§ **EXERCISE INPUT**

● ● ● ● ●

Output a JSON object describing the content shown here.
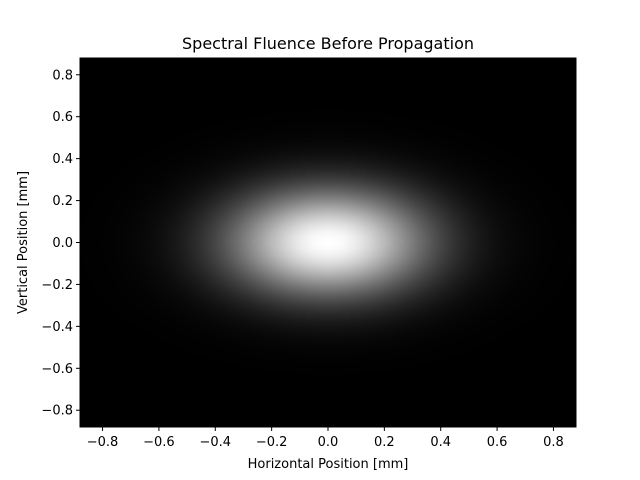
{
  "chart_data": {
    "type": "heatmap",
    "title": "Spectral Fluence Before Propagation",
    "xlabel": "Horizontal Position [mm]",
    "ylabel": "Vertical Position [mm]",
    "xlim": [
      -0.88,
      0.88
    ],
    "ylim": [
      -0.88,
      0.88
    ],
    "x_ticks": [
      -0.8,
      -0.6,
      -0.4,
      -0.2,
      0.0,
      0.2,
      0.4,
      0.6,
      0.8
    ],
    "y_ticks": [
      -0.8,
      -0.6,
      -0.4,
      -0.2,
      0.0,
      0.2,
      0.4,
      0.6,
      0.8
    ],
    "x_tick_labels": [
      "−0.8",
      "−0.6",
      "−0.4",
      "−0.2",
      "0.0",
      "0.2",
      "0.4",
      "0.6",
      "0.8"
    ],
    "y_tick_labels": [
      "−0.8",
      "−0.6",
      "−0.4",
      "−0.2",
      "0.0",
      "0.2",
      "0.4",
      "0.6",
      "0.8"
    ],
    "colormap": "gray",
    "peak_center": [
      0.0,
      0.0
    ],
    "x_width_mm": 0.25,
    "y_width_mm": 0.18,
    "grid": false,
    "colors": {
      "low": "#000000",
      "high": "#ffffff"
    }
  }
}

● ● ● ● ●

§ **STATED EXERCISE**
Reproduce each entry verbatim, excluding any embedded images.

§ **SOLUTION**
Output a JSON object describing the content shown here.
{
  "chart_data": {
    "type": "heatmap",
    "title": "Spectral Fluence Before Propagation",
    "xlabel": "Horizontal Position [mm]",
    "ylabel": "Vertical Position [mm]",
    "xlim": [
      -0.88,
      0.88
    ],
    "ylim": [
      -0.88,
      0.88
    ],
    "x_ticks": [
      -0.8,
      -0.6,
      -0.4,
      -0.2,
      0.0,
      0.2,
      0.4,
      0.6,
      0.8
    ],
    "y_ticks": [
      -0.8,
      -0.6,
      -0.4,
      -0.2,
      0.0,
      0.2,
      0.4,
      0.6,
      0.8
    ],
    "x_tick_labels": [
      "−0.8",
      "−0.6",
      "−0.4",
      "−0.2",
      "0.0",
      "0.2",
      "0.4",
      "0.6",
      "0.8"
    ],
    "y_tick_labels": [
      "−0.8",
      "−0.6",
      "−0.4",
      "−0.2",
      "0.0",
      "0.2",
      "0.4",
      "0.6",
      "0.8"
    ],
    "colormap": "gray",
    "peak_center": [
      0.0,
      0.0
    ],
    "x_width_mm": 0.25,
    "y_width_mm": 0.18,
    "grid": false,
    "colors": {
      "low": "#000000",
      "high": "#ffffff"
    }
  }
}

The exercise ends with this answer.